**Stated task**
Establish how many lines in the material include the string "zamówienie" and report it as a lone number.

**Exercise material**
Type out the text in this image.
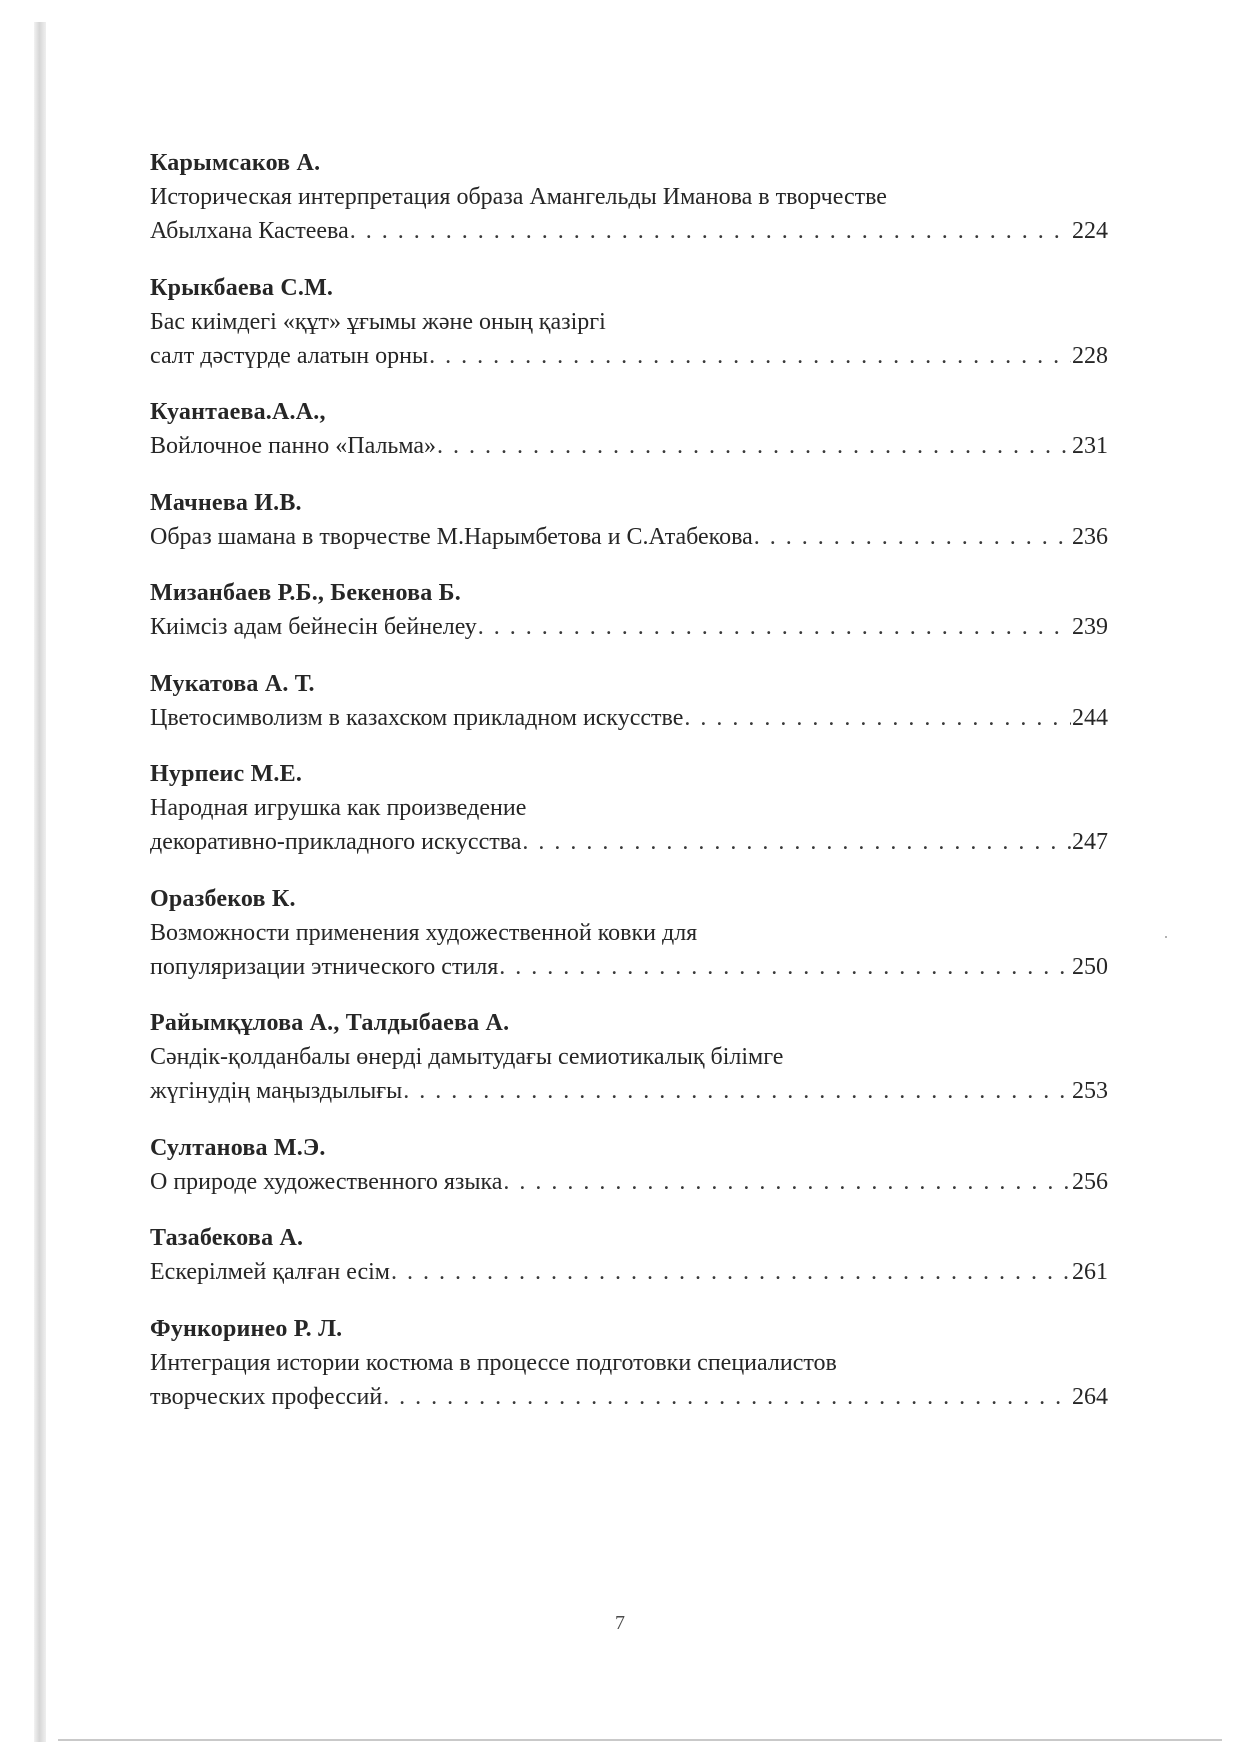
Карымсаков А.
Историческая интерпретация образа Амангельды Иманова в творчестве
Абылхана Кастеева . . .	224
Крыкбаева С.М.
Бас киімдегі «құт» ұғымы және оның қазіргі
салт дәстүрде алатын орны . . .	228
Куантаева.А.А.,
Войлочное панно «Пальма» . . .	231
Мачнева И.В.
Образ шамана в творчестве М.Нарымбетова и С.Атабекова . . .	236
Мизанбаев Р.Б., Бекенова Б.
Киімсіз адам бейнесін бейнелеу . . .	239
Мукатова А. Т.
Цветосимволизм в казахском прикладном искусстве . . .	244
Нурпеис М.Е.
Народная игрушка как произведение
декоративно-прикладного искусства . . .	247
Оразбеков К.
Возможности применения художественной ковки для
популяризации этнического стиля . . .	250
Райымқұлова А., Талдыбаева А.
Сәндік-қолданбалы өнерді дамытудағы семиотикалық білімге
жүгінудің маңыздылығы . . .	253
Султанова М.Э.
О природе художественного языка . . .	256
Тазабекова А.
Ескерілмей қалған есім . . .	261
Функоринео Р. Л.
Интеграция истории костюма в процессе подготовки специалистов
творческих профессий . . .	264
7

--

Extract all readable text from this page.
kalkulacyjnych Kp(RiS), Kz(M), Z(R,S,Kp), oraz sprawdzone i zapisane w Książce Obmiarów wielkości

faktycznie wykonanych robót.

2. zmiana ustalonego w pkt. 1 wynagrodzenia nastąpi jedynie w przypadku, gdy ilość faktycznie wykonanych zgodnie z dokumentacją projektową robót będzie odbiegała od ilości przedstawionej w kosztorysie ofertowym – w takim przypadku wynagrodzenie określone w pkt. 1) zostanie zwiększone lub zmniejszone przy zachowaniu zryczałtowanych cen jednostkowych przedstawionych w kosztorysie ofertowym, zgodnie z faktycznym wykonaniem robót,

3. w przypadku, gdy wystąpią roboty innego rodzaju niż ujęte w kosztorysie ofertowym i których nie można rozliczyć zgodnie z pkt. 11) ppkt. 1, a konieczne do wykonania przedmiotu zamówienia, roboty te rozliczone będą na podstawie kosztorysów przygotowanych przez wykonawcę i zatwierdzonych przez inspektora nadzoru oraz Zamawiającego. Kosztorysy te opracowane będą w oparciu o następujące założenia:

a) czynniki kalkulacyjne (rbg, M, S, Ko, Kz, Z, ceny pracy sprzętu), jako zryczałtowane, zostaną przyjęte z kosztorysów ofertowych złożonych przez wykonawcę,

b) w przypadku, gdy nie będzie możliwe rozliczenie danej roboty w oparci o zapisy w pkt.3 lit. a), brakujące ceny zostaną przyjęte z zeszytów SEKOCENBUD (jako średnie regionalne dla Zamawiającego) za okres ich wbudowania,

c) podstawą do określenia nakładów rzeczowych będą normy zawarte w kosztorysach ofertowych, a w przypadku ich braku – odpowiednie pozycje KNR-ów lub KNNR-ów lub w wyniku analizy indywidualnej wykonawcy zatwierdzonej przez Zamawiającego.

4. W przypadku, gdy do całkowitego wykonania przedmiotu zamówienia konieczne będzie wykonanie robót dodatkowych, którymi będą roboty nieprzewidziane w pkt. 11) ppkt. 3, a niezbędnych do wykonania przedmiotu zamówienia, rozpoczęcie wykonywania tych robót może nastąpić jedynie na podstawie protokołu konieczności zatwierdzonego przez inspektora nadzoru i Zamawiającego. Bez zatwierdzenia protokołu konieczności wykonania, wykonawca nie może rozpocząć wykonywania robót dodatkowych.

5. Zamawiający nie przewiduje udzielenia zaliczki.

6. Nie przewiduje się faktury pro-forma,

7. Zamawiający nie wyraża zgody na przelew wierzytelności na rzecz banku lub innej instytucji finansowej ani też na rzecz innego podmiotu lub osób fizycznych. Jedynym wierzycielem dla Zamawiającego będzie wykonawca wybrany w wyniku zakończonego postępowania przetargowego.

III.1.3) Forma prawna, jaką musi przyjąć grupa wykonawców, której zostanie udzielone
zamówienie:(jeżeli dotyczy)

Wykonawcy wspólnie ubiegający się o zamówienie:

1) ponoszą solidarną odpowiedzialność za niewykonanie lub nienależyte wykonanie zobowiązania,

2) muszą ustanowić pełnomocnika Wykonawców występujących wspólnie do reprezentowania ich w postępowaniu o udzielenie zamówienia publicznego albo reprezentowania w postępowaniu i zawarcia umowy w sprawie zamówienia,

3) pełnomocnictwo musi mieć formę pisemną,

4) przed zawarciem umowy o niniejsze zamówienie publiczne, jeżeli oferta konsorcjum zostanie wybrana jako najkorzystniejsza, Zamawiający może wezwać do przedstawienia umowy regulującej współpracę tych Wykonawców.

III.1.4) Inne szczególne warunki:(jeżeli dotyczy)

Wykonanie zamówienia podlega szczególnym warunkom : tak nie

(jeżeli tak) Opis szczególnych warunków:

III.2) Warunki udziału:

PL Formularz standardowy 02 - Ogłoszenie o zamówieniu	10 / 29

**Full output**
3